— Begin —

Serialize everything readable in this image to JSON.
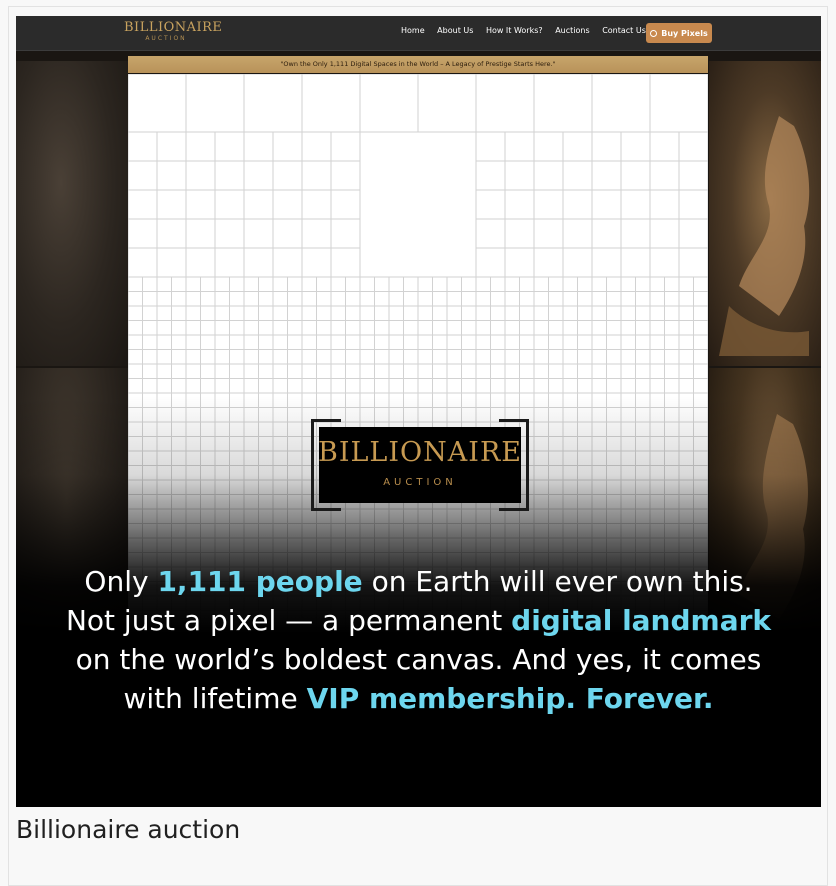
{
  "site": {
    "brand_main": "BILLIONAIRE",
    "brand_sub": "AUCTION",
    "nav": [
      "Home",
      "About Us",
      "How It Works?",
      "Auctions",
      "Contact Us"
    ],
    "cta_label": "Buy Pixels",
    "ribbon": "\"Own the Only 1,111 Digital Spaces in the World – A Legacy of Prestige Starts Here.\""
  },
  "logo": {
    "main": "BILLIONAIRE",
    "sub": "AUCTION"
  },
  "caption": {
    "t1": "Only ",
    "h1": "1,111 people",
    "t2": " on Earth will ever own this. Not just a pixel — a permanent ",
    "h2": "digital landmark",
    "t3": " on the world’s boldest canvas. And yes, it comes with lifetime ",
    "h3": "VIP membership. Forever."
  },
  "figure_title": "Billionaire auction",
  "colors": {
    "accent": "#c8894e",
    "highlight": "#6dd6ee",
    "gold": "#c79a52"
  }
}
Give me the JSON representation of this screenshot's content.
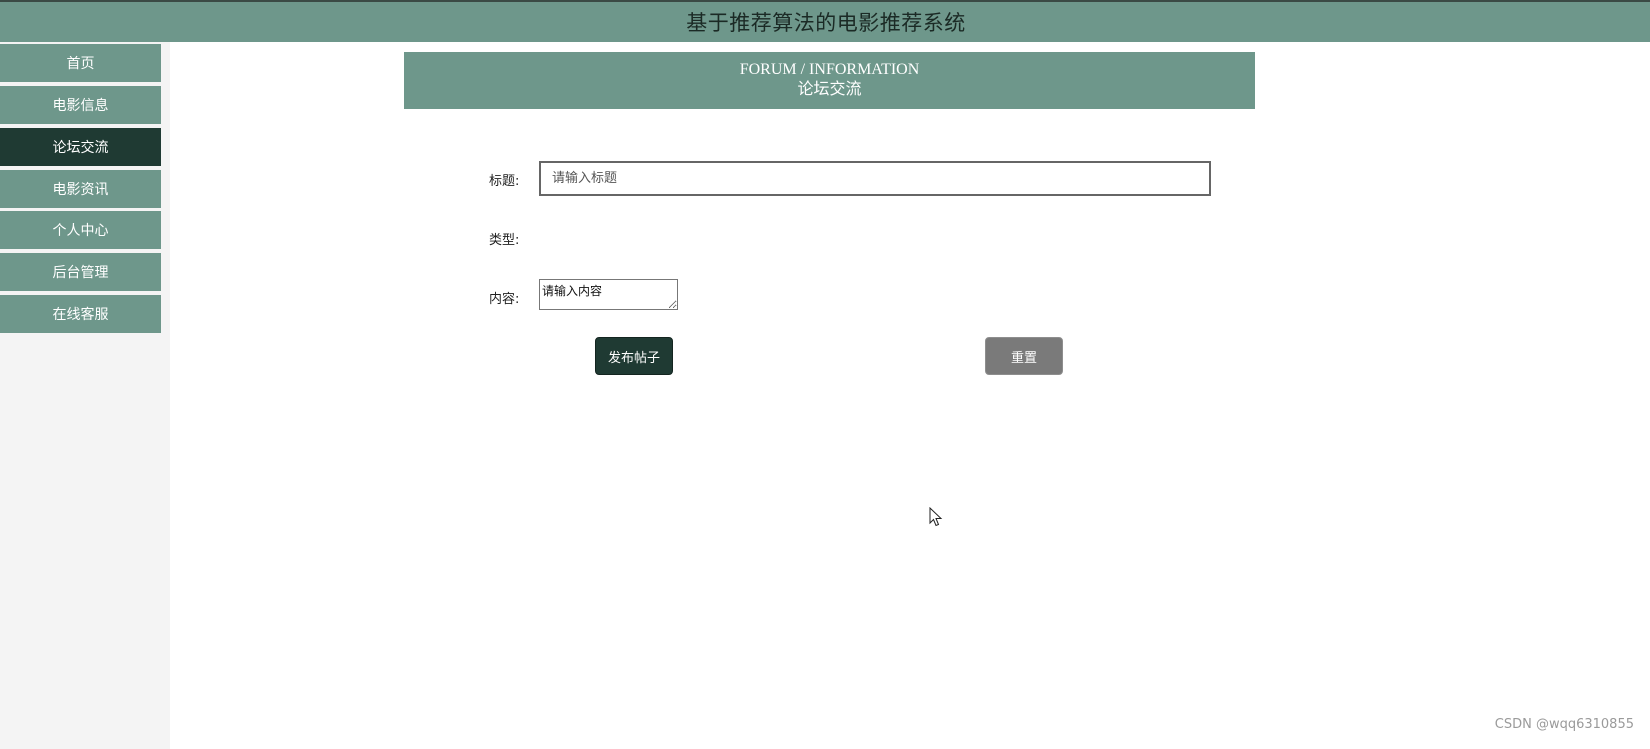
{
  "header": {
    "title": "基于推荐算法的电影推荐系统"
  },
  "sidebar": {
    "items": [
      {
        "label": "首页",
        "active": false
      },
      {
        "label": "电影信息",
        "active": false
      },
      {
        "label": "论坛交流",
        "active": true
      },
      {
        "label": "电影资讯",
        "active": false
      },
      {
        "label": "个人中心",
        "active": false
      },
      {
        "label": "后台管理",
        "active": false
      },
      {
        "label": "在线客服",
        "active": false
      }
    ]
  },
  "banner": {
    "title_en": "FORUM / INFORMATION",
    "title_cn": "论坛交流"
  },
  "form": {
    "title_label": "标题:",
    "title_placeholder": "请输入标题",
    "type_label": "类型:",
    "content_label": "内容:",
    "content_placeholder": "请输入内容",
    "publish_label": "发布帖子",
    "reset_label": "重置"
  },
  "watermark": "CSDN @wqq6310855",
  "colors": {
    "primary": "#6e978b",
    "active": "#1f3a33",
    "reset": "#7a7a7a",
    "sidebar_bg": "#f4f4f4"
  }
}
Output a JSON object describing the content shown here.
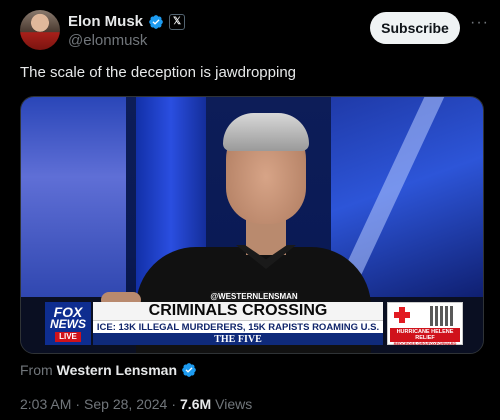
{
  "author": {
    "name": "Elon Musk",
    "handle": "@elonmusk",
    "badge_label": "𝕏"
  },
  "actions": {
    "subscribe_label": "Subscribe",
    "more_label": "···"
  },
  "post": {
    "text": "The scale of the deception is jawdropping"
  },
  "video": {
    "source_tag": "@WESTERNLENSMAN",
    "headline": "CRIMINALS CROSSING",
    "subheadline": "ICE: 13K ILLEGAL MURDERERS, 15K RAPISTS ROAMING U.S.",
    "show_name": "THE FIVE",
    "network_line1": "FOX",
    "network_line2": "NEWS",
    "live_label": "LIVE",
    "promo_text": "HURRICANE HELENE RELIEF",
    "promo_url": "REDCROSS.ORG/FOXFORWARD"
  },
  "attribution": {
    "from_label": "From",
    "source_name": "Western Lensman"
  },
  "meta": {
    "time": "2:03 AM",
    "separator": "·",
    "date": "Sep 28, 2024",
    "separator2": "·",
    "views_count": "7.6M",
    "views_label": "Views"
  },
  "colors": {
    "verified_blue": "#1d9bf0",
    "fox_blue": "#0e2d8f",
    "live_red": "#d0121b"
  }
}
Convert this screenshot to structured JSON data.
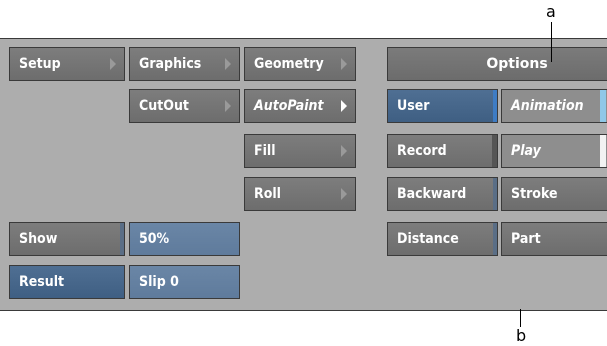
{
  "panel": {
    "setup": "Setup",
    "graphics": "Graphics",
    "geometry": "Geometry",
    "cutout": "CutOut",
    "autopaint": "AutoPaint",
    "fill": "Fill",
    "roll": "Roll",
    "show": "Show",
    "zoom": "50%",
    "result": "Result",
    "slip": "Slip 0"
  },
  "options": {
    "header": "Options",
    "user": "User",
    "animation": "Animation",
    "record": "Record",
    "play": "Play",
    "backward": "Backward",
    "stroke": "Stroke",
    "distance": "Distance",
    "part": "Part"
  },
  "callouts": {
    "a": "a",
    "b": "b"
  },
  "colors": {
    "panel_bg": "#adadad",
    "button_gray": "#6f6f6f",
    "button_blue": "#4a6a8e",
    "accent_cyan": "#8fc8e8"
  }
}
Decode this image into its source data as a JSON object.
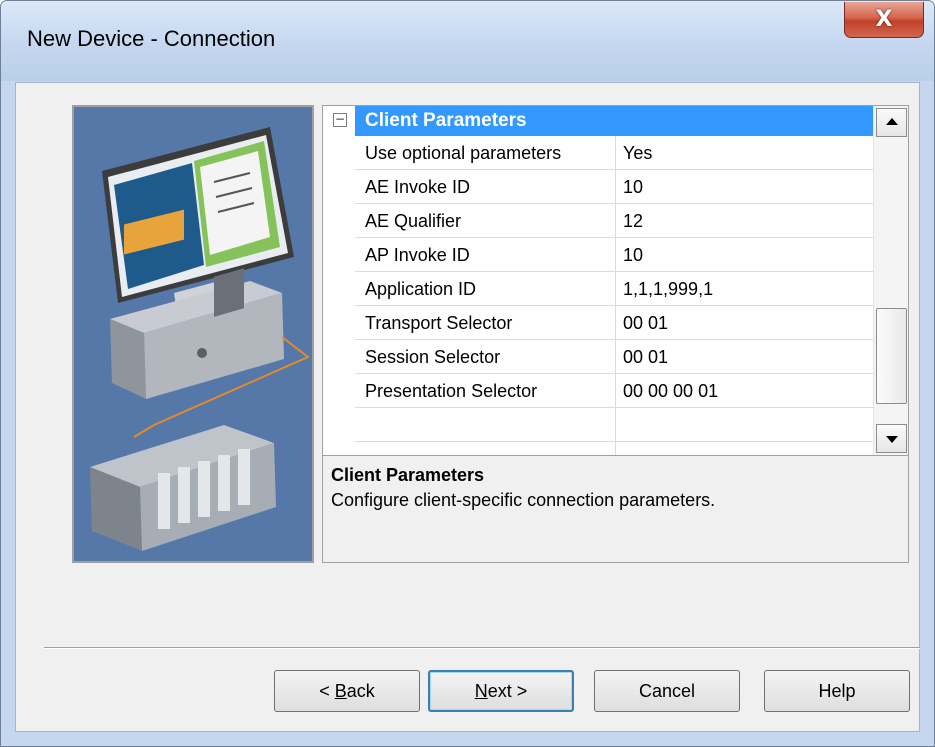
{
  "window": {
    "title": "New Device - Connection",
    "close_glyph": "X"
  },
  "property_grid": {
    "category": {
      "toggle": "−",
      "label": "Client Parameters"
    },
    "rows": [
      {
        "name": "Use optional parameters",
        "value": "Yes"
      },
      {
        "name": "AE Invoke ID",
        "value": "10"
      },
      {
        "name": "AE Qualifier",
        "value": "12"
      },
      {
        "name": "AP Invoke ID",
        "value": "10"
      },
      {
        "name": "Application ID",
        "value": "1,1,1,999,1"
      },
      {
        "name": "Transport Selector",
        "value": "00 01"
      },
      {
        "name": "Session Selector",
        "value": "00 01"
      },
      {
        "name": "Presentation Selector",
        "value": "00 00 00 01"
      },
      {
        "name": "",
        "value": ""
      }
    ]
  },
  "description": {
    "title": "Client Parameters",
    "text": "Configure client-specific connection parameters."
  },
  "buttons": {
    "back": {
      "prefix": "< ",
      "accel": "B",
      "rest": "ack"
    },
    "next": {
      "accel": "N",
      "rest": "ext >"
    },
    "cancel": "Cancel",
    "help": "Help"
  },
  "colors": {
    "selection": "#3399ff",
    "illustration_bg": "#5678a8",
    "close_button": "#c14129"
  },
  "icons": {
    "close": "close-icon",
    "collapse": "collapse-icon",
    "scroll_up": "arrow-up-icon",
    "scroll_down": "arrow-down-icon",
    "illustration": "computer-plc-illustration"
  }
}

— End —

__REQUIRED TASK__
Exclude the pictures, and transcribe all of the material exactly.

__SOLUTION FOR THIS TASK__
Serialize everything readable in this image to JSON.
{
  "site": {
    "brand_main": "BILLIONAIRE",
    "brand_sub": "AUCTION",
    "nav": [
      "Home",
      "About Us",
      "How It Works?",
      "Auctions",
      "Contact Us"
    ],
    "cta_label": "Buy Pixels",
    "ribbon": "\"Own the Only 1,111 Digital Spaces in the World – A Legacy of Prestige Starts Here.\""
  },
  "logo": {
    "main": "BILLIONAIRE",
    "sub": "AUCTION"
  },
  "caption": {
    "t1": "Only ",
    "h1": "1,111 people",
    "t2": " on Earth will ever own this. Not just a pixel — a permanent ",
    "h2": "digital landmark",
    "t3": " on the world’s boldest canvas. And yes, it comes with lifetime ",
    "h3": "VIP membership. Forever."
  },
  "figure_title": "Billionaire auction",
  "colors": {
    "accent": "#c8894e",
    "highlight": "#6dd6ee",
    "gold": "#c79a52"
  }
}
Give me the JSON representation of this screenshot's content.
{
  "header": {
    "title": "基于推荐算法的电影推荐系统"
  },
  "sidebar": {
    "items": [
      {
        "label": "首页",
        "active": false
      },
      {
        "label": "电影信息",
        "active": false
      },
      {
        "label": "论坛交流",
        "active": true
      },
      {
        "label": "电影资讯",
        "active": false
      },
      {
        "label": "个人中心",
        "active": false
      },
      {
        "label": "后台管理",
        "active": false
      },
      {
        "label": "在线客服",
        "active": false
      }
    ]
  },
  "banner": {
    "title_en": "FORUM / INFORMATION",
    "title_cn": "论坛交流"
  },
  "form": {
    "title_label": "标题:",
    "title_placeholder": "请输入标题",
    "type_label": "类型:",
    "content_label": "内容:",
    "content_placeholder": "请输入内容",
    "publish_label": "发布帖子",
    "reset_label": "重置"
  },
  "watermark": "CSDN @wqq6310855",
  "colors": {
    "primary": "#6e978b",
    "active": "#1f3a33",
    "reset": "#7a7a7a",
    "sidebar_bg": "#f4f4f4"
  }
}
Output a JSON object describing the content shown here.
{
  "author": {
    "name": "Elon Musk",
    "handle": "@elonmusk",
    "badge_label": "𝕏"
  },
  "actions": {
    "subscribe_label": "Subscribe",
    "more_label": "···"
  },
  "post": {
    "text": "The scale of the deception is jawdropping"
  },
  "video": {
    "source_tag": "@WESTERNLENSMAN",
    "headline": "CRIMINALS CROSSING",
    "subheadline": "ICE: 13K ILLEGAL MURDERERS, 15K RAPISTS ROAMING U.S.",
    "show_name": "THE FIVE",
    "network_line1": "FOX",
    "network_line2": "NEWS",
    "live_label": "LIVE",
    "promo_text": "HURRICANE HELENE RELIEF",
    "promo_url": "REDCROSS.ORG/FOXFORWARD"
  },
  "attribution": {
    "from_label": "From",
    "source_name": "Western Lensman"
  },
  "meta": {
    "time": "2:03 AM",
    "separator": "·",
    "date": "Sep 28, 2024",
    "separator2": "·",
    "views_count": "7.6M",
    "views_label": "Views"
  },
  "colors": {
    "verified_blue": "#1d9bf0",
    "fox_blue": "#0e2d8f",
    "live_red": "#d0121b"
  }
}
Convert this screenshot to structured JSON data.
{
  "panel": {
    "setup": "Setup",
    "graphics": "Graphics",
    "geometry": "Geometry",
    "cutout": "CutOut",
    "autopaint": "AutoPaint",
    "fill": "Fill",
    "roll": "Roll",
    "show": "Show",
    "zoom": "50%",
    "result": "Result",
    "slip": "Slip 0"
  },
  "options": {
    "header": "Options",
    "user": "User",
    "animation": "Animation",
    "record": "Record",
    "play": "Play",
    "backward": "Backward",
    "stroke": "Stroke",
    "distance": "Distance",
    "part": "Part"
  },
  "callouts": {
    "a": "a",
    "b": "b"
  },
  "colors": {
    "panel_bg": "#adadad",
    "button_gray": "#6f6f6f",
    "button_blue": "#4a6a8e",
    "accent_cyan": "#8fc8e8"
  }
}
Decode this image into its source data as a JSON object.
{
  "window": {
    "title": "New Device - Connection",
    "close_glyph": "X"
  },
  "property_grid": {
    "category": {
      "toggle": "−",
      "label": "Client Parameters"
    },
    "rows": [
      {
        "name": "Use optional parameters",
        "value": "Yes"
      },
      {
        "name": "AE Invoke ID",
        "value": "10"
      },
      {
        "name": "AE Qualifier",
        "value": "12"
      },
      {
        "name": "AP Invoke ID",
        "value": "10"
      },
      {
        "name": "Application ID",
        "value": "1,1,1,999,1"
      },
      {
        "name": "Transport Selector",
        "value": "00 01"
      },
      {
        "name": "Session Selector",
        "value": "00 01"
      },
      {
        "name": "Presentation Selector",
        "value": "00 00 00 01"
      },
      {
        "name": "",
        "value": ""
      }
    ]
  },
  "description": {
    "title": "Client Parameters",
    "text": "Configure client-specific connection parameters."
  },
  "buttons": {
    "back": {
      "prefix": "< ",
      "accel": "B",
      "rest": "ack"
    },
    "next": {
      "accel": "N",
      "rest": "ext >"
    },
    "cancel": "Cancel",
    "help": "Help"
  },
  "colors": {
    "selection": "#3399ff",
    "illustration_bg": "#5678a8",
    "close_button": "#c14129"
  },
  "icons": {
    "close": "close-icon",
    "collapse": "collapse-icon",
    "scroll_up": "arrow-up-icon",
    "scroll_down": "arrow-down-icon",
    "illustration": "computer-plc-illustration"
  }
}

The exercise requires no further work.